[Extracted records]
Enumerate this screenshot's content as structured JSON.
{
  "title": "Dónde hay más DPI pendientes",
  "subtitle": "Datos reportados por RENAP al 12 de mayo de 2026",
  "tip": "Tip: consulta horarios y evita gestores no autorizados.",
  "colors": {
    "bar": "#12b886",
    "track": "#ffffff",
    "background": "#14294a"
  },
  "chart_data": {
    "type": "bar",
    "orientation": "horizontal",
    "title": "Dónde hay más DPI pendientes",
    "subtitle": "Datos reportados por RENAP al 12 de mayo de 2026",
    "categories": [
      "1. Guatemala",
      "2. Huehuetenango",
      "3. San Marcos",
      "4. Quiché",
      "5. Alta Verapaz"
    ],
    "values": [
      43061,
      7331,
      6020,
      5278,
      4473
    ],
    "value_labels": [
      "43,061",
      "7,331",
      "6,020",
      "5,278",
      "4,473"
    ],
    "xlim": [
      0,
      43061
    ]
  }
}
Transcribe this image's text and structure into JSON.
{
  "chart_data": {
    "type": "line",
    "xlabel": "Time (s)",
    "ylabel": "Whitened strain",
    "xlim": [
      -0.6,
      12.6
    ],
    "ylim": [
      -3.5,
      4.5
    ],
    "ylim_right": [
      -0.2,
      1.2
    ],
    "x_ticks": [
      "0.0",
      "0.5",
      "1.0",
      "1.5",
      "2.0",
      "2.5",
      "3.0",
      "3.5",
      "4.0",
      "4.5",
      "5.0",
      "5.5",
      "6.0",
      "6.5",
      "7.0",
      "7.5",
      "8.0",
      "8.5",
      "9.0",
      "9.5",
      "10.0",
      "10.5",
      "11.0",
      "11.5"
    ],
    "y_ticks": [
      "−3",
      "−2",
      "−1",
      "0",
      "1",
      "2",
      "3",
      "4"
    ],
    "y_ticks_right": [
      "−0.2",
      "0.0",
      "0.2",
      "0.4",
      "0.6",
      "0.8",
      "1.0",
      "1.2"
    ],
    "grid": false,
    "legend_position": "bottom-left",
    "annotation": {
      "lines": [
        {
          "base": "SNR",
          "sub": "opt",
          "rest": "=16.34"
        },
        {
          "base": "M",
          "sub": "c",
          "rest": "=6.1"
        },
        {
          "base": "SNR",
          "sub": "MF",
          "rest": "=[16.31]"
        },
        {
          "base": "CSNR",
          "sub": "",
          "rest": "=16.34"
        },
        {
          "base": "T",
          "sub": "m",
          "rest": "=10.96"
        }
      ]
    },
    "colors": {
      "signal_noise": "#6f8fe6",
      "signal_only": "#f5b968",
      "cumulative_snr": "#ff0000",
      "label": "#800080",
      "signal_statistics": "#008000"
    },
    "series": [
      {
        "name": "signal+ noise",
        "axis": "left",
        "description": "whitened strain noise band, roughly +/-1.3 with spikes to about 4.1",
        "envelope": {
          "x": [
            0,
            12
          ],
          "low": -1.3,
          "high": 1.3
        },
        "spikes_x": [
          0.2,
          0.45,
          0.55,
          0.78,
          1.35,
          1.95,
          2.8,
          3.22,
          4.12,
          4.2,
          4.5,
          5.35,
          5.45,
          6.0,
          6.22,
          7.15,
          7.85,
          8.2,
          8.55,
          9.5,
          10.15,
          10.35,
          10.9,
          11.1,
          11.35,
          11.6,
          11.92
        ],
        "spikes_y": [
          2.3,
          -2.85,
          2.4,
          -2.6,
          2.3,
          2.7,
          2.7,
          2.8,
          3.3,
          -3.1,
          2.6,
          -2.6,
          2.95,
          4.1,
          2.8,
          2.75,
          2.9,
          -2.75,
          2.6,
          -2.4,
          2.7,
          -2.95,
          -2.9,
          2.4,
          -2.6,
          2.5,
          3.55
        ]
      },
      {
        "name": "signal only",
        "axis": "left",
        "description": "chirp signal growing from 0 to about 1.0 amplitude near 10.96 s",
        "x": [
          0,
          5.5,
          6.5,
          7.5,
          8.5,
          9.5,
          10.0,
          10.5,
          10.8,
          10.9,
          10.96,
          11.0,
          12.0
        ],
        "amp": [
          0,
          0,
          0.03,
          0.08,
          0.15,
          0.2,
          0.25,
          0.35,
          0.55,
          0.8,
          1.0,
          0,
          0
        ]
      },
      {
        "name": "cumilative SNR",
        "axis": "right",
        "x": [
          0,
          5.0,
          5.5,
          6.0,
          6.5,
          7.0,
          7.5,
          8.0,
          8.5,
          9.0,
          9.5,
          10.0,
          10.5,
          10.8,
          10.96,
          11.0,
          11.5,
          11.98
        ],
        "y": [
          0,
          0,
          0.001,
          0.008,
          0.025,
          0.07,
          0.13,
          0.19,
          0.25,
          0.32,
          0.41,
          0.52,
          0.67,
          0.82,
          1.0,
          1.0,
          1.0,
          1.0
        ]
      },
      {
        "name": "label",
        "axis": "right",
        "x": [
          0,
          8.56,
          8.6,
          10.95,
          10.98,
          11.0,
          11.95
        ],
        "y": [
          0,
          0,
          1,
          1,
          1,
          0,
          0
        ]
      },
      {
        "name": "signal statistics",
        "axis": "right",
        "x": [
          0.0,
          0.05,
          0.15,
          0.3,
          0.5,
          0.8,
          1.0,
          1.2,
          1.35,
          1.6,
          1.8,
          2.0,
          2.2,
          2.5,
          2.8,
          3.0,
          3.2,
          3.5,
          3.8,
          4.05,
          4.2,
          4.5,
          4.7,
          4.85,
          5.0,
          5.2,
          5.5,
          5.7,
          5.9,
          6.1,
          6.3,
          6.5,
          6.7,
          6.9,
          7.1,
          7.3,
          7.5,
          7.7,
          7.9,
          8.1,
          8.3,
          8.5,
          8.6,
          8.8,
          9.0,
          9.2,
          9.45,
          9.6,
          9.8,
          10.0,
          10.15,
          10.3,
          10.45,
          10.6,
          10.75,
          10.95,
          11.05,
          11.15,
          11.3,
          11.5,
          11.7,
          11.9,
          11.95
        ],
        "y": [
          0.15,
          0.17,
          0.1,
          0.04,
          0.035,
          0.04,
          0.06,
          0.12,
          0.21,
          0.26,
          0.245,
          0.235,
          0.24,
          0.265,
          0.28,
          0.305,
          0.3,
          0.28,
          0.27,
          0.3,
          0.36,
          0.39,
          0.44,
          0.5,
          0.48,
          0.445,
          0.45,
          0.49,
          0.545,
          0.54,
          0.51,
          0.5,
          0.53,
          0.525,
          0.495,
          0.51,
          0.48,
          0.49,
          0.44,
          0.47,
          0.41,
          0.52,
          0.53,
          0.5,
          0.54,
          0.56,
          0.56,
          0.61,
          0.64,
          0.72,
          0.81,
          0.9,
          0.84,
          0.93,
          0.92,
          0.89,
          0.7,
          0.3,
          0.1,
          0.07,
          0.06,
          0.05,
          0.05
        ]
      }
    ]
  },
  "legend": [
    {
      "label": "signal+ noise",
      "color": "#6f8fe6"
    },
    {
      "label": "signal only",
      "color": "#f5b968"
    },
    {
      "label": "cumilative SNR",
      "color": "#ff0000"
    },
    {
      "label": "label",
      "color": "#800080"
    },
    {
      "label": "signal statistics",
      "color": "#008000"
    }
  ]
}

[Task goal] Go through the listing above and restate it word for word.

[Solution to this exercise]
Enumerate this screenshot's content as structured JSON.
{
  "title": "Dónde hay más DPI pendientes",
  "subtitle": "Datos reportados por RENAP al 12 de mayo de 2026",
  "tip": "Tip: consulta horarios y evita gestores no autorizados.",
  "colors": {
    "bar": "#12b886",
    "track": "#ffffff",
    "background": "#14294a"
  },
  "chart_data": {
    "type": "bar",
    "orientation": "horizontal",
    "title": "Dónde hay más DPI pendientes",
    "subtitle": "Datos reportados por RENAP al 12 de mayo de 2026",
    "categories": [
      "1. Guatemala",
      "2. Huehuetenango",
      "3. San Marcos",
      "4. Quiché",
      "5. Alta Verapaz"
    ],
    "values": [
      43061,
      7331,
      6020,
      5278,
      4473
    ],
    "value_labels": [
      "43,061",
      "7,331",
      "6,020",
      "5,278",
      "4,473"
    ],
    "xlim": [
      0,
      43061
    ]
  }
}
Transcribe this image's text and structure into JSON.
{
  "chart_data": {
    "type": "line",
    "xlabel": "Time (s)",
    "ylabel": "Whitened strain",
    "xlim": [
      -0.6,
      12.6
    ],
    "ylim": [
      -3.5,
      4.5
    ],
    "ylim_right": [
      -0.2,
      1.2
    ],
    "x_ticks": [
      "0.0",
      "0.5",
      "1.0",
      "1.5",
      "2.0",
      "2.5",
      "3.0",
      "3.5",
      "4.0",
      "4.5",
      "5.0",
      "5.5",
      "6.0",
      "6.5",
      "7.0",
      "7.5",
      "8.0",
      "8.5",
      "9.0",
      "9.5",
      "10.0",
      "10.5",
      "11.0",
      "11.5"
    ],
    "y_ticks": [
      "−3",
      "−2",
      "−1",
      "0",
      "1",
      "2",
      "3",
      "4"
    ],
    "y_ticks_right": [
      "−0.2",
      "0.0",
      "0.2",
      "0.4",
      "0.6",
      "0.8",
      "1.0",
      "1.2"
    ],
    "grid": false,
    "legend_position": "bottom-left",
    "annotation": {
      "lines": [
        {
          "base": "SNR",
          "sub": "opt",
          "rest": "=16.34"
        },
        {
          "base": "M",
          "sub": "c",
          "rest": "=6.1"
        },
        {
          "base": "SNR",
          "sub": "MF",
          "rest": "=[16.31]"
        },
        {
          "base": "CSNR",
          "sub": "",
          "rest": "=16.34"
        },
        {
          "base": "T",
          "sub": "m",
          "rest": "=10.96"
        }
      ]
    },
    "colors": {
      "signal_noise": "#6f8fe6",
      "signal_only": "#f5b968",
      "cumulative_snr": "#ff0000",
      "label": "#800080",
      "signal_statistics": "#008000"
    },
    "series": [
      {
        "name": "signal+ noise",
        "axis": "left",
        "description": "whitened strain noise band, roughly +/-1.3 with spikes to about 4.1",
        "envelope": {
          "x": [
            0,
            12
          ],
          "low": -1.3,
          "high": 1.3
        },
        "spikes_x": [
          0.2,
          0.45,
          0.55,
          0.78,
          1.35,
          1.95,
          2.8,
          3.22,
          4.12,
          4.2,
          4.5,
          5.35,
          5.45,
          6.0,
          6.22,
          7.15,
          7.85,
          8.2,
          8.55,
          9.5,
          10.15,
          10.35,
          10.9,
          11.1,
          11.35,
          11.6,
          11.92
        ],
        "spikes_y": [
          2.3,
          -2.85,
          2.4,
          -2.6,
          2.3,
          2.7,
          2.7,
          2.8,
          3.3,
          -3.1,
          2.6,
          -2.6,
          2.95,
          4.1,
          2.8,
          2.75,
          2.9,
          -2.75,
          2.6,
          -2.4,
          2.7,
          -2.95,
          -2.9,
          2.4,
          -2.6,
          2.5,
          3.55
        ]
      },
      {
        "name": "signal only",
        "axis": "left",
        "description": "chirp signal growing from 0 to about 1.0 amplitude near 10.96 s",
        "x": [
          0,
          5.5,
          6.5,
          7.5,
          8.5,
          9.5,
          10.0,
          10.5,
          10.8,
          10.9,
          10.96,
          11.0,
          12.0
        ],
        "amp": [
          0,
          0,
          0.03,
          0.08,
          0.15,
          0.2,
          0.25,
          0.35,
          0.55,
          0.8,
          1.0,
          0,
          0
        ]
      },
      {
        "name": "cumilative SNR",
        "axis": "right",
        "x": [
          0,
          5.0,
          5.5,
          6.0,
          6.5,
          7.0,
          7.5,
          8.0,
          8.5,
          9.0,
          9.5,
          10.0,
          10.5,
          10.8,
          10.96,
          11.0,
          11.5,
          11.98
        ],
        "y": [
          0,
          0,
          0.001,
          0.008,
          0.025,
          0.07,
          0.13,
          0.19,
          0.25,
          0.32,
          0.41,
          0.52,
          0.67,
          0.82,
          1.0,
          1.0,
          1.0,
          1.0
        ]
      },
      {
        "name": "label",
        "axis": "right",
        "x": [
          0,
          8.56,
          8.6,
          10.95,
          10.98,
          11.0,
          11.95
        ],
        "y": [
          0,
          0,
          1,
          1,
          1,
          0,
          0
        ]
      },
      {
        "name": "signal statistics",
        "axis": "right",
        "x": [
          0.0,
          0.05,
          0.15,
          0.3,
          0.5,
          0.8,
          1.0,
          1.2,
          1.35,
          1.6,
          1.8,
          2.0,
          2.2,
          2.5,
          2.8,
          3.0,
          3.2,
          3.5,
          3.8,
          4.05,
          4.2,
          4.5,
          4.7,
          4.85,
          5.0,
          5.2,
          5.5,
          5.7,
          5.9,
          6.1,
          6.3,
          6.5,
          6.7,
          6.9,
          7.1,
          7.3,
          7.5,
          7.7,
          7.9,
          8.1,
          8.3,
          8.5,
          8.6,
          8.8,
          9.0,
          9.2,
          9.45,
          9.6,
          9.8,
          10.0,
          10.15,
          10.3,
          10.45,
          10.6,
          10.75,
          10.95,
          11.05,
          11.15,
          11.3,
          11.5,
          11.7,
          11.9,
          11.95
        ],
        "y": [
          0.15,
          0.17,
          0.1,
          0.04,
          0.035,
          0.04,
          0.06,
          0.12,
          0.21,
          0.26,
          0.245,
          0.235,
          0.24,
          0.265,
          0.28,
          0.305,
          0.3,
          0.28,
          0.27,
          0.3,
          0.36,
          0.39,
          0.44,
          0.5,
          0.48,
          0.445,
          0.45,
          0.49,
          0.545,
          0.54,
          0.51,
          0.5,
          0.53,
          0.525,
          0.495,
          0.51,
          0.48,
          0.49,
          0.44,
          0.47,
          0.41,
          0.52,
          0.53,
          0.5,
          0.54,
          0.56,
          0.56,
          0.61,
          0.64,
          0.72,
          0.81,
          0.9,
          0.84,
          0.93,
          0.92,
          0.89,
          0.7,
          0.3,
          0.1,
          0.07,
          0.06,
          0.05,
          0.05
        ]
      }
    ]
  },
  "legend": [
    {
      "label": "signal+ noise",
      "color": "#6f8fe6"
    },
    {
      "label": "signal only",
      "color": "#f5b968"
    },
    {
      "label": "cumilative SNR",
      "color": "#ff0000"
    },
    {
      "label": "label",
      "color": "#800080"
    },
    {
      "label": "signal statistics",
      "color": "#008000"
    }
  ]
}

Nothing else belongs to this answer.